◆ **GIVEN RECORDS**:
========================
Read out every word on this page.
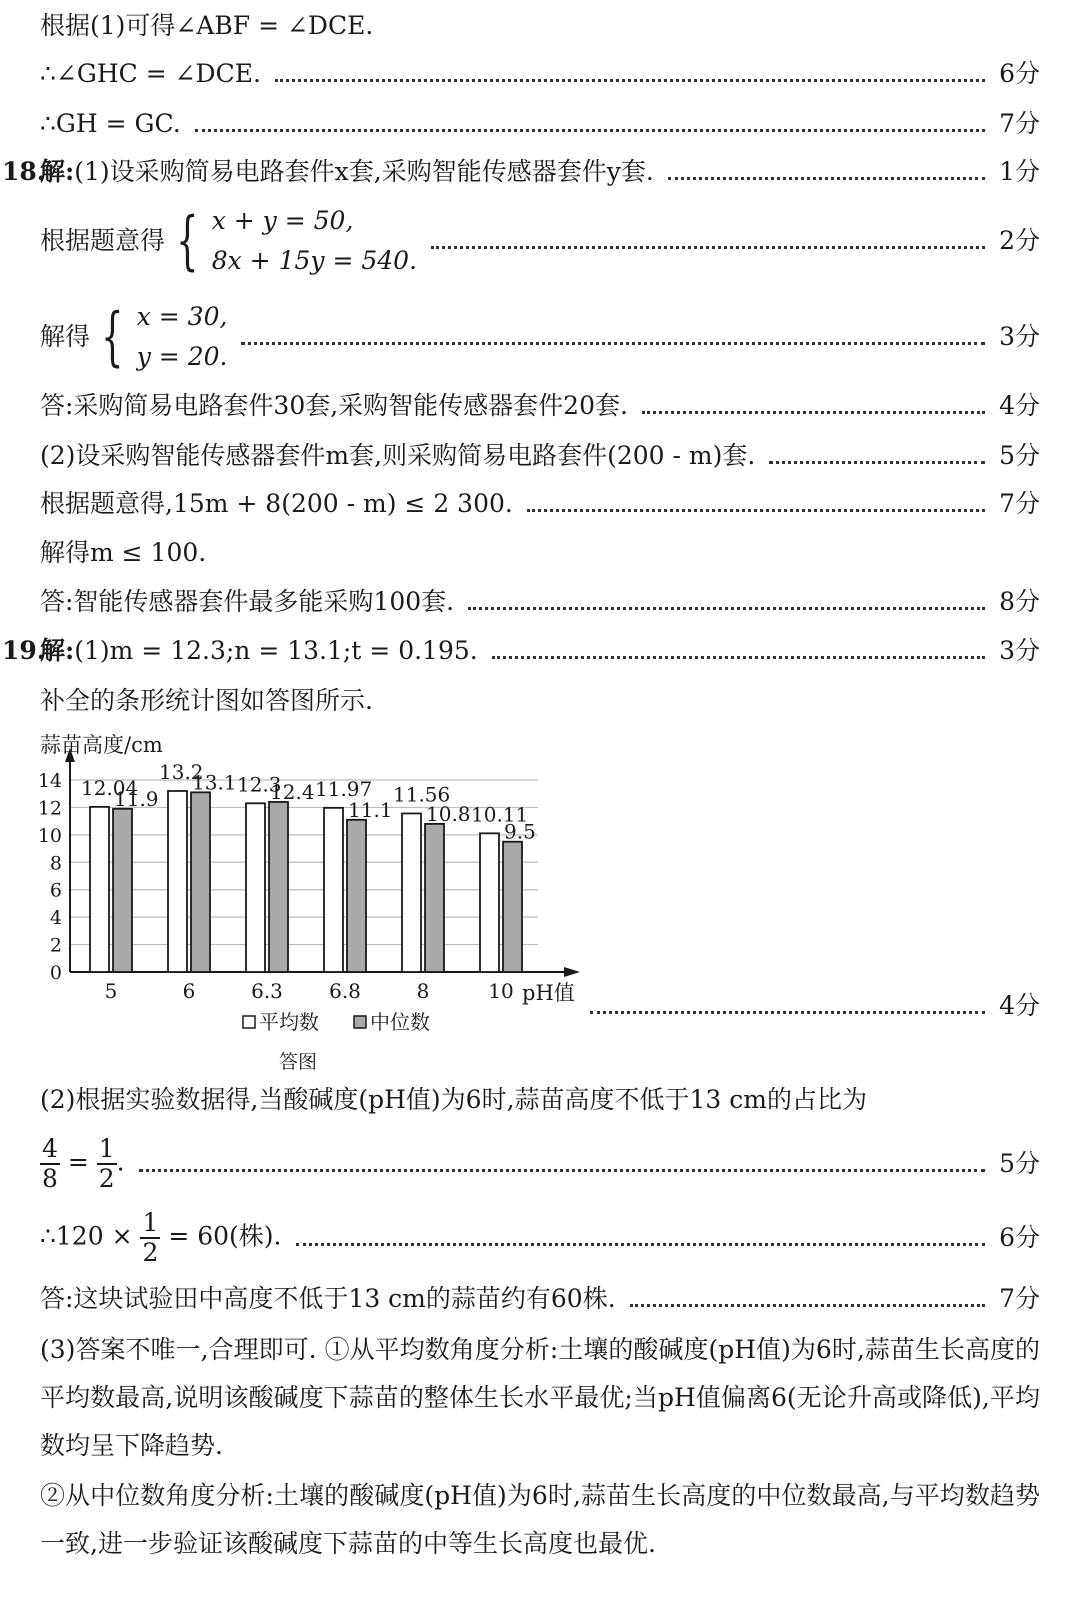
根据(1)可得∠ABF = ∠DCE.
∴∠GHC = ∠DCE.	6分
∴GH = GC.	7分
18.
解:(1)设采购简易电路套件x套,采购智能传感器套件y套.	1分
根据题意得 { x + y = 50,
8x + 15y = 540.
2分
解得 { x = 30,
y = 20.
3分
答:采购简易电路套件30套,采购智能传感器套件20套.	4分
(2)设采购智能传感器套件m套,则采购简易电路套件(200 - m)套.	5分
根据题意得,15m + 8(200 - m) ≤ 2 300.	7分
解得m ≤ 100.
答:智能传感器套件最多能采购100套.	8分
19.
解:(1)m = 12.3;n = 13.1;t = 0.195.	3分
补全的条形统计图如答图所示.
0
2
4
6
8
10
12
14
蒜苗高度/cm
pH值
12.04
11.9
5
13.2
13.1
6
12.3
12.4
6.3
11.97
11.1
6.8
11.56
10.8
8
10.11
9.5
10
平均数	中位数
答图
4分
(2)根据实验数据得,当酸碱度(pH值)为6时,蒜苗高度不低于13 cm的占比为
$\frac{4}{8} = \frac{1}{2}$ .	5分
∴120 × $\frac{1}{2} = 60$(株).	6分
答:这块试验田中高度不低于13 cm的蒜苗约有60株.	7分
(3)答案不唯一,合理即可. ①从平均数角度分析:土壤的酸碱度(pH值)为6时,蒜苗生长高度的平均数最高,说明该酸碱度下蒜苗的整体生长水平最优;当pH值偏离6(无论升高或降低),平均数均呈下降趋势.
②从中位数角度分析:土壤的酸碱度(pH值)为6时,蒜苗生长高度的中位数最高,与平均数趋势一致,进一步验证该酸碱度下蒜苗的中等生长高度也最优.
========================
◆ **GIVEN TASK**:
From the entries above, copy out every line where the string "土壤的酸碱度" appears.

◆ **EXPECTED ANSWER**:
(3)答案不唯一,合理即可. ①从平均数角度分析:土壤的酸碱度(pH值)为6时,蒜苗生长高度的平均数最高,说明该酸碱度下蒜苗的整体生长水平最优;当pH值偏离6(无论升高或降低),平均数均呈下降趋势.
②从中位数角度分析:土壤的酸碱度(pH值)为6时,蒜苗生长高度的中位数最高,与平均数趋势一致,进一步验证该酸碱度下蒜苗的中等生长高度也最优.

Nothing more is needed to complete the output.